● **Exercise goal**
In the listing below, locate the lines bearing the word "szwagierkę". Copy every one of them.

● **Raw data**
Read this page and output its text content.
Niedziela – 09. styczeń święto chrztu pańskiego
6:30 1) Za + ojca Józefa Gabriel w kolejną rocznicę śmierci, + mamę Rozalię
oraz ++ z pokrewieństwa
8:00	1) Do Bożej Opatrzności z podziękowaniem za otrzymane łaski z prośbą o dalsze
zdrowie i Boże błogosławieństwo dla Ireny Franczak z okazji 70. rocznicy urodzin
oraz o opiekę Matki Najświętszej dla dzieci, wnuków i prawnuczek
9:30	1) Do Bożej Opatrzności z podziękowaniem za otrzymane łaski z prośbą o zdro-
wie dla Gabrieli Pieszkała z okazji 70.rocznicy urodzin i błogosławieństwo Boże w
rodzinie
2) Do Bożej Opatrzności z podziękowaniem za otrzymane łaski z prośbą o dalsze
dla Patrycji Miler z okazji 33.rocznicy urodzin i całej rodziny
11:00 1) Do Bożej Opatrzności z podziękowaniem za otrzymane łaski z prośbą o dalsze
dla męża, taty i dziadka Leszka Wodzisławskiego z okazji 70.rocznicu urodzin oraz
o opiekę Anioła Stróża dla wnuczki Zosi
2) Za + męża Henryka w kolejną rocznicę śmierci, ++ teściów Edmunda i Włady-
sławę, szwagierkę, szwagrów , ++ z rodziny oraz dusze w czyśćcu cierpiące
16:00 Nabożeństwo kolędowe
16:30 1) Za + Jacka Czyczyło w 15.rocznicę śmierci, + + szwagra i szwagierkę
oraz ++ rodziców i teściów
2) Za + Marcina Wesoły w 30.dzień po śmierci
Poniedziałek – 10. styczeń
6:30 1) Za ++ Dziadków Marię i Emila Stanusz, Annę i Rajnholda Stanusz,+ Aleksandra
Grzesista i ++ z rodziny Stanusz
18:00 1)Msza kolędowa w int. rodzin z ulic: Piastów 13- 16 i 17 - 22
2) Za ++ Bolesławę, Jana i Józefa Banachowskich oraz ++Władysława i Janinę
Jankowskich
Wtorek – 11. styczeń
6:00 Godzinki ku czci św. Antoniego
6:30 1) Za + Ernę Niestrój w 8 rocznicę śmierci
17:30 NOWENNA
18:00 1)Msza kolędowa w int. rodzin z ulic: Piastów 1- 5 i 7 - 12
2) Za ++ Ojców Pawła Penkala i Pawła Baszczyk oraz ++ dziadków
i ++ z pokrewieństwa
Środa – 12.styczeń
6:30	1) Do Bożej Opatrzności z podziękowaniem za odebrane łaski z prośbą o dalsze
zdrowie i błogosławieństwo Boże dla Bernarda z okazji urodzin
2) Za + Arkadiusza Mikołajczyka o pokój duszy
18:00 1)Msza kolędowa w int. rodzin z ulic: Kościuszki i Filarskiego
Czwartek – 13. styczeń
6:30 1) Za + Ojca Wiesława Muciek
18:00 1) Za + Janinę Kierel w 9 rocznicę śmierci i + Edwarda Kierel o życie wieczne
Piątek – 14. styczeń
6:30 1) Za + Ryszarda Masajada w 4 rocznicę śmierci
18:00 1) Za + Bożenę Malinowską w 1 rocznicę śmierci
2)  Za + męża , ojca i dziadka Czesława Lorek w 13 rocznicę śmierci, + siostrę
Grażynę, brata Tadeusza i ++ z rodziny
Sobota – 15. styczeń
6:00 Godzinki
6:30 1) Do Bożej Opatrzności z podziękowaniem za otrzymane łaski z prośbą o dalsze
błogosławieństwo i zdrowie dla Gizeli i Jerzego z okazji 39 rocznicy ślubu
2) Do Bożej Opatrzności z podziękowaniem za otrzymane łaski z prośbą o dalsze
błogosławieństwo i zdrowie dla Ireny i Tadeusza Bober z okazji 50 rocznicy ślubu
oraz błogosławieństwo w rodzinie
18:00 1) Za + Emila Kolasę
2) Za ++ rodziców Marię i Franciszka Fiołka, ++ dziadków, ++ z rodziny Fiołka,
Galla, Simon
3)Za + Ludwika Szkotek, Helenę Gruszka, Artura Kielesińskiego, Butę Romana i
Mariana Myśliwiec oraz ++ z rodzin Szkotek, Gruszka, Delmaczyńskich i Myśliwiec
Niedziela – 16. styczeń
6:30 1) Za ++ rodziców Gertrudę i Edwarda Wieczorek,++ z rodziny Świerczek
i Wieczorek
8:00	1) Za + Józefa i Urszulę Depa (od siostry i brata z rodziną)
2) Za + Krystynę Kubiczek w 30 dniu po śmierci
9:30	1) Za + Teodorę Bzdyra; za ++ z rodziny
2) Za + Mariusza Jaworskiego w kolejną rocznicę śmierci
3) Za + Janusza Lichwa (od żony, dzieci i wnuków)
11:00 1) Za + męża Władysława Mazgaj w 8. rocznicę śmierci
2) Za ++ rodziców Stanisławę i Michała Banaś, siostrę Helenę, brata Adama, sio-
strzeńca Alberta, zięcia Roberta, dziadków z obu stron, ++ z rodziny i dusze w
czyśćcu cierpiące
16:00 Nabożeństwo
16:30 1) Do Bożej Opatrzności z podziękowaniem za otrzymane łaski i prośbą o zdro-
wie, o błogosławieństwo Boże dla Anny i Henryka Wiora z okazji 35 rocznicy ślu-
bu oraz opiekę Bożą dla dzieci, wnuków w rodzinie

...

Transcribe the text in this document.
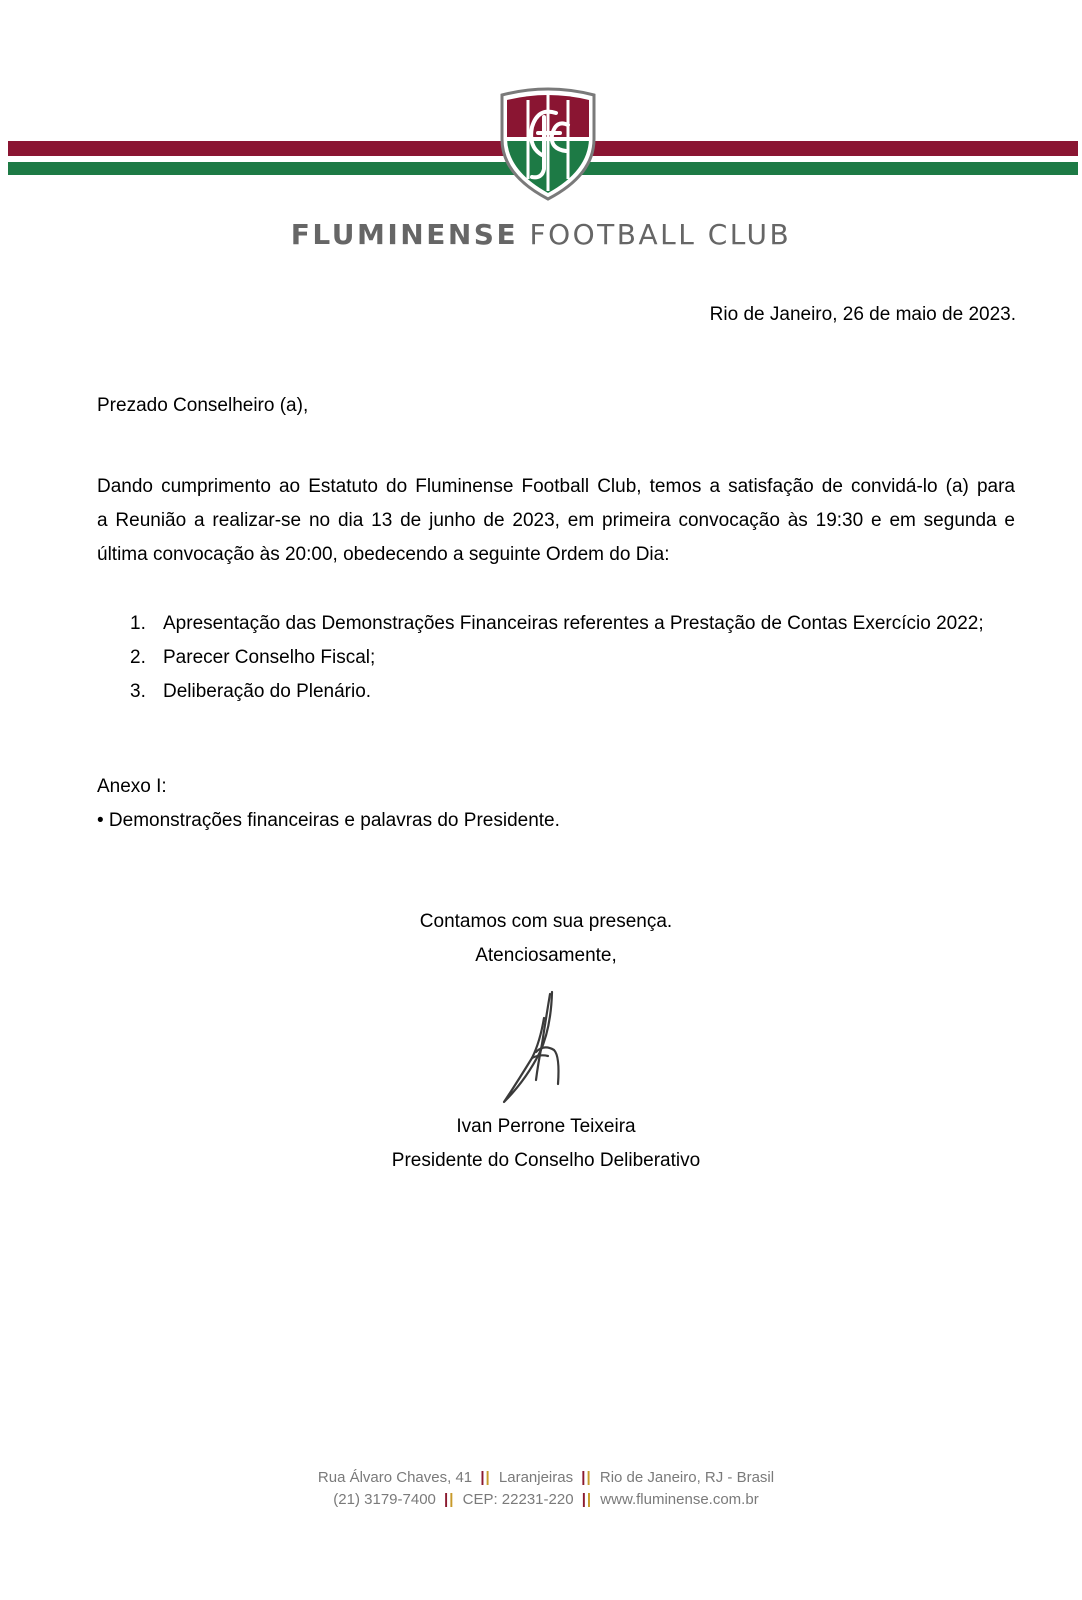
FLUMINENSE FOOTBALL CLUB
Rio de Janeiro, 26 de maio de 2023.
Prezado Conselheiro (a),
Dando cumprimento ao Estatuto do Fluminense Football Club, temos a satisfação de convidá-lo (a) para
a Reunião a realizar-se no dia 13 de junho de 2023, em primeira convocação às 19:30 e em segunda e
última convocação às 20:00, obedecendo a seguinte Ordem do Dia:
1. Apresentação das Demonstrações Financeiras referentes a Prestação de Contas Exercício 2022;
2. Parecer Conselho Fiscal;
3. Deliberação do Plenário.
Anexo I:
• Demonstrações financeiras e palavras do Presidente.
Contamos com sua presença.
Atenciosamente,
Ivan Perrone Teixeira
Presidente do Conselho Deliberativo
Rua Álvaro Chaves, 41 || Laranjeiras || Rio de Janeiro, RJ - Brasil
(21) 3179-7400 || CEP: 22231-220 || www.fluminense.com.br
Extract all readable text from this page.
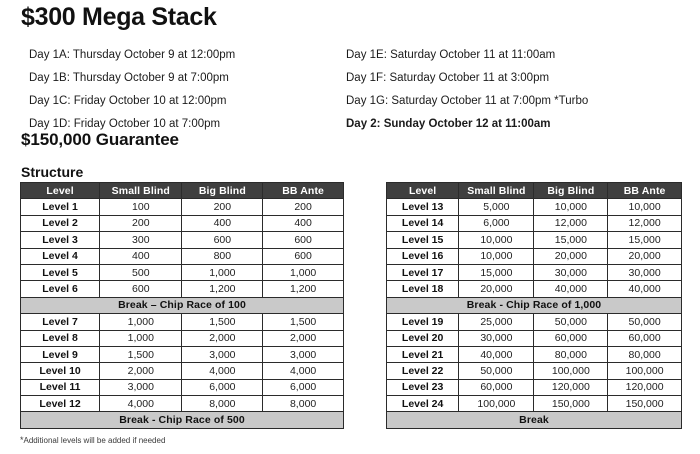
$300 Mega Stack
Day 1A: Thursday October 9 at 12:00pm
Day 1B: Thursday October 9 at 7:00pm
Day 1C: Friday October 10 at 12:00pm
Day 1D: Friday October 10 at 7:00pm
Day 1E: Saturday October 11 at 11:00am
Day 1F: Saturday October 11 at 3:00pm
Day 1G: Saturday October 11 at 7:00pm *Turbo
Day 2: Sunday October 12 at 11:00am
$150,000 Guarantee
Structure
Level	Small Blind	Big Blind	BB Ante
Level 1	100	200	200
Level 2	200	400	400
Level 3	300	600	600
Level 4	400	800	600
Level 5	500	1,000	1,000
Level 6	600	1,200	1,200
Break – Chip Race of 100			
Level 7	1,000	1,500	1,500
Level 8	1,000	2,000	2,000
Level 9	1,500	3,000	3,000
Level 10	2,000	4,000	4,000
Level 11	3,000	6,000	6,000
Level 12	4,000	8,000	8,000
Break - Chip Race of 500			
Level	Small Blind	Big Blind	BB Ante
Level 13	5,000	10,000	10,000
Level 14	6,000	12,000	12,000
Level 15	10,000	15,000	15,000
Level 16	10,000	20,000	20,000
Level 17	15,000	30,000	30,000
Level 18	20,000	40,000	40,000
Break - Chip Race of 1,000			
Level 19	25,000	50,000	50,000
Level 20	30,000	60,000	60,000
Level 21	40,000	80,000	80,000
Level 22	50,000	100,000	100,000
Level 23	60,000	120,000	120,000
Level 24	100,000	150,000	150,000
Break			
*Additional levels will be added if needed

● **Output of the exercise**
sławę, szwagierkę, szwagrów , ++ z rodziny oraz dusze w czyśćcu cierpiące
16:30 1) Za + Jacka Czyczyło w 15.rocznicę śmierci, + + szwagra i szwagierkę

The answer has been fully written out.